┌──
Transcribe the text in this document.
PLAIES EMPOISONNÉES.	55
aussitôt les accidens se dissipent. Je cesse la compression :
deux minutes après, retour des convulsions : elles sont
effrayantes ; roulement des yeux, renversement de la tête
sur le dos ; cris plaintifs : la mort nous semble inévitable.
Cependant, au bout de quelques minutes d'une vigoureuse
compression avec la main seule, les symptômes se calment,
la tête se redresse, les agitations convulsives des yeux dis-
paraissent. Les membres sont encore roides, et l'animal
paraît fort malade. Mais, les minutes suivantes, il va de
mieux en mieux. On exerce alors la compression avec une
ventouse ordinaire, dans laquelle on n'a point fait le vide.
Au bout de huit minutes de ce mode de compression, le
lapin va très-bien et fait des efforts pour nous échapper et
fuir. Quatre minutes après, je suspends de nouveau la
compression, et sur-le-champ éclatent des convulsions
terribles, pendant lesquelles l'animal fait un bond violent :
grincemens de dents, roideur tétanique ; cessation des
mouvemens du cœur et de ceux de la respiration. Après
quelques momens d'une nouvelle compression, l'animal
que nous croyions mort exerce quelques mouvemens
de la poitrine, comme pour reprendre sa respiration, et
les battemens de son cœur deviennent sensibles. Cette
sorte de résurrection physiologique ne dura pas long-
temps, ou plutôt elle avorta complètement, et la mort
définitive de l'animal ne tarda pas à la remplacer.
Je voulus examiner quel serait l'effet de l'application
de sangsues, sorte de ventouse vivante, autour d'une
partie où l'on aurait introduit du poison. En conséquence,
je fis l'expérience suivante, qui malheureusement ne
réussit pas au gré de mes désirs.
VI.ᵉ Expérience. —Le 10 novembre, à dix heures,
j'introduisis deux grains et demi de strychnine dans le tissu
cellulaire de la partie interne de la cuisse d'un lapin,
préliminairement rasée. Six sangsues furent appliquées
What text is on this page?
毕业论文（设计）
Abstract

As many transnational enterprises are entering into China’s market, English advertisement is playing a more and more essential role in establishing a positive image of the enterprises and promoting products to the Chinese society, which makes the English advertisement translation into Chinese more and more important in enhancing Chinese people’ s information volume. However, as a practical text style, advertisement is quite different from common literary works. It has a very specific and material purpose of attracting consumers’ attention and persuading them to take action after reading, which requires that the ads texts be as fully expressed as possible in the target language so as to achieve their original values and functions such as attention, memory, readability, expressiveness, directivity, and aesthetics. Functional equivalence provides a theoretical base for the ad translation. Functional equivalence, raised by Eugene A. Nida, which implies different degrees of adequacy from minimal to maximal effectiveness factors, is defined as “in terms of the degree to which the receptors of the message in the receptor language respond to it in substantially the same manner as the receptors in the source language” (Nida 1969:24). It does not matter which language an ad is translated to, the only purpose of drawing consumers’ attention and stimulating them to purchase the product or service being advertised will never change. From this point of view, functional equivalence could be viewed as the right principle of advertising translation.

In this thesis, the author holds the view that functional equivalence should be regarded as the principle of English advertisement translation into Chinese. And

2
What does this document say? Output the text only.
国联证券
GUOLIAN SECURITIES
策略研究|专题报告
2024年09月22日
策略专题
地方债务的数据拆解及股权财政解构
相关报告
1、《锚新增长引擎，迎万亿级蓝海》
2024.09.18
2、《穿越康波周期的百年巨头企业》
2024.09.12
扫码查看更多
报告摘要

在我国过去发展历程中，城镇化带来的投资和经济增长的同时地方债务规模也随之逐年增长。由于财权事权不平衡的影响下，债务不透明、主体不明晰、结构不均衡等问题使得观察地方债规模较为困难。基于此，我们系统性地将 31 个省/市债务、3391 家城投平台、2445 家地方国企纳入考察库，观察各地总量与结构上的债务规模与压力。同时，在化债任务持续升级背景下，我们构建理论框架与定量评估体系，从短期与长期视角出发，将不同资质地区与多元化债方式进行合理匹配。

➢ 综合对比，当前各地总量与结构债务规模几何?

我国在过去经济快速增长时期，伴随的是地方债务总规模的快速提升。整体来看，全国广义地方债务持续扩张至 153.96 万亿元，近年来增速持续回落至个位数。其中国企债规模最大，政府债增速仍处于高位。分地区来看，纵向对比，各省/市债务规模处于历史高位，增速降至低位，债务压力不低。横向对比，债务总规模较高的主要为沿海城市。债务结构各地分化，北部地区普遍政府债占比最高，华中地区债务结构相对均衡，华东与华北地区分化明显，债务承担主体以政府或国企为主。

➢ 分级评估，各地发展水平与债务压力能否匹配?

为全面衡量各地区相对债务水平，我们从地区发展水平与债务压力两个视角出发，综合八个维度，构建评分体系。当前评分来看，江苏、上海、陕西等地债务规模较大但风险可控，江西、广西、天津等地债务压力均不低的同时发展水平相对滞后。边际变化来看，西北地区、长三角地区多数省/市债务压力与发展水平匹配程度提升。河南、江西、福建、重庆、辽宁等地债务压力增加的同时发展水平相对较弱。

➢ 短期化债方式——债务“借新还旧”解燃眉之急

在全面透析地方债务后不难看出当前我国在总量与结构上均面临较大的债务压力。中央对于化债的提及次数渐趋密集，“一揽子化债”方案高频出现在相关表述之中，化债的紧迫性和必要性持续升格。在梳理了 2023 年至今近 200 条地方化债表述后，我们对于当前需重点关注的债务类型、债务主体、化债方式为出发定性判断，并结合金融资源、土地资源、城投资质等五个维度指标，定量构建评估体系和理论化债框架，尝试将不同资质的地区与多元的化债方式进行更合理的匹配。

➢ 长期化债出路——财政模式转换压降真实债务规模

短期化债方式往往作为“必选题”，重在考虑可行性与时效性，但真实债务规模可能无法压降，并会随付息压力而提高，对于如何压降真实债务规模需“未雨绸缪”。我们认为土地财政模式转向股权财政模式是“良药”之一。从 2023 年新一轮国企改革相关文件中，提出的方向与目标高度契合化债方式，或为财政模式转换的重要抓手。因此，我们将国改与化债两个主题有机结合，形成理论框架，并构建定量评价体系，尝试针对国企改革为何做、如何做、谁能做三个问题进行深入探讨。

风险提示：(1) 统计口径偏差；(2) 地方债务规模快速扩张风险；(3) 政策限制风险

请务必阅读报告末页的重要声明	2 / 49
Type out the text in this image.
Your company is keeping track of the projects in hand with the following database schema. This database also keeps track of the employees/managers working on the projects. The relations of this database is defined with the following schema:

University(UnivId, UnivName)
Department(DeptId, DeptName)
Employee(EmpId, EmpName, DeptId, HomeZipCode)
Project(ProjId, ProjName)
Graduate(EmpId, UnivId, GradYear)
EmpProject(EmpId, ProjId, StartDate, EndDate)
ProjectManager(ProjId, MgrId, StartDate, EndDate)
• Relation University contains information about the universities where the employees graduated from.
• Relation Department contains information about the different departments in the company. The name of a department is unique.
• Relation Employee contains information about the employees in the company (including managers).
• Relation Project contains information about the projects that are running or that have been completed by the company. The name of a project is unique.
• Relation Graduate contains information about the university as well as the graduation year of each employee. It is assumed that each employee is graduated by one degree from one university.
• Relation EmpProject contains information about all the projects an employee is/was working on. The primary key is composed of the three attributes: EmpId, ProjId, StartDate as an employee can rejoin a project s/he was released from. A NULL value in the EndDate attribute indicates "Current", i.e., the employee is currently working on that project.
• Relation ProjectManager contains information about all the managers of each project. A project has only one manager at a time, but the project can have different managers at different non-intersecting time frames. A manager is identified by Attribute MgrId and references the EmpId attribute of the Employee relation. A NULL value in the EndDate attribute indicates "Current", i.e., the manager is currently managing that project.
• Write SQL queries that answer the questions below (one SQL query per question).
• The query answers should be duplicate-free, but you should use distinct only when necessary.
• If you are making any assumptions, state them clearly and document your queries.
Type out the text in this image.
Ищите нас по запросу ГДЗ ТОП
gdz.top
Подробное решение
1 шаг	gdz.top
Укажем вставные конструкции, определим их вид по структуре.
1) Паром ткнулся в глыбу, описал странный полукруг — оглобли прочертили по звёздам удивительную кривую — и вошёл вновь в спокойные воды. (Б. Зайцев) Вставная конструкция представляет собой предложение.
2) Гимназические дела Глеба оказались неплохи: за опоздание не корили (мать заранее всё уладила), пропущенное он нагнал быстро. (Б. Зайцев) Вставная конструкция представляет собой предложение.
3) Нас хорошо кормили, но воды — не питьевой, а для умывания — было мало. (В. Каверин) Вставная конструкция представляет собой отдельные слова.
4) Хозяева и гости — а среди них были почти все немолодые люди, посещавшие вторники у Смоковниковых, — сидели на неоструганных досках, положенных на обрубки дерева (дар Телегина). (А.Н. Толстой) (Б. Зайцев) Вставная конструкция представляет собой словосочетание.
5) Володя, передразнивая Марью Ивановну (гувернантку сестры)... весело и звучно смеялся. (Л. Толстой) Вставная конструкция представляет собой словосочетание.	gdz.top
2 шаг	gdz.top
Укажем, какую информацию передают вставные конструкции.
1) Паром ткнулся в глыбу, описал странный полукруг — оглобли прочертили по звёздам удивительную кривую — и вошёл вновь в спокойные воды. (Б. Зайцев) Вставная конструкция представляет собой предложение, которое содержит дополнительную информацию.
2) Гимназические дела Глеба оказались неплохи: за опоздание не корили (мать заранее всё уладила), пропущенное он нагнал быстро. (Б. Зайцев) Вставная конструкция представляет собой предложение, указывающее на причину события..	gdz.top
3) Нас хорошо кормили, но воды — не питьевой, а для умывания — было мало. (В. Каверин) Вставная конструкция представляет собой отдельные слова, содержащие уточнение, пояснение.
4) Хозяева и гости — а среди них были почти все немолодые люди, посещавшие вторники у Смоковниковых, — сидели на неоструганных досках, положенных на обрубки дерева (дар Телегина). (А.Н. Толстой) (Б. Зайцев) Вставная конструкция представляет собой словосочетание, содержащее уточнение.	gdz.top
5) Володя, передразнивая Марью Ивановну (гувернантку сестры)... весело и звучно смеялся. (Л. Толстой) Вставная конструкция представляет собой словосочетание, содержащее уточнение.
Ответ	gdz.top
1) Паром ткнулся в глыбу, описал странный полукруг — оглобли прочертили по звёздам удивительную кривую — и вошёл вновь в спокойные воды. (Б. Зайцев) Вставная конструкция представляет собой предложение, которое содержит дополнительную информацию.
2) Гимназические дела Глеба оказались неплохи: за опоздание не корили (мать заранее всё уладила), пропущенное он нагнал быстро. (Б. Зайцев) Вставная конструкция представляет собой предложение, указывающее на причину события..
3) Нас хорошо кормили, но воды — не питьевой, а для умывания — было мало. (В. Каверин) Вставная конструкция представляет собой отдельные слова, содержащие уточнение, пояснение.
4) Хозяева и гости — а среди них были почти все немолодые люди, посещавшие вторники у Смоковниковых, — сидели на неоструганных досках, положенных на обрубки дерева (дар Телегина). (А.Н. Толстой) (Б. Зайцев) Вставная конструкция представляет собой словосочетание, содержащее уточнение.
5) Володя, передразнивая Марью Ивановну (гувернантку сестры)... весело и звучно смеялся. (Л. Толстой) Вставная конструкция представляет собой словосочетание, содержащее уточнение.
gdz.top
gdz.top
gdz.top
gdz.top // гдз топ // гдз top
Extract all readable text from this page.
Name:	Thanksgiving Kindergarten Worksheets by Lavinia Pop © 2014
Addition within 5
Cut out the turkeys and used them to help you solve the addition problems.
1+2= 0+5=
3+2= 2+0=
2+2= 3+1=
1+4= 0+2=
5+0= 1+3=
└──
## EXERCISE REQUIREMENTS
Report only the number of lines in the data above that contain "convulsions".

## PROBLEM SOLUTION
2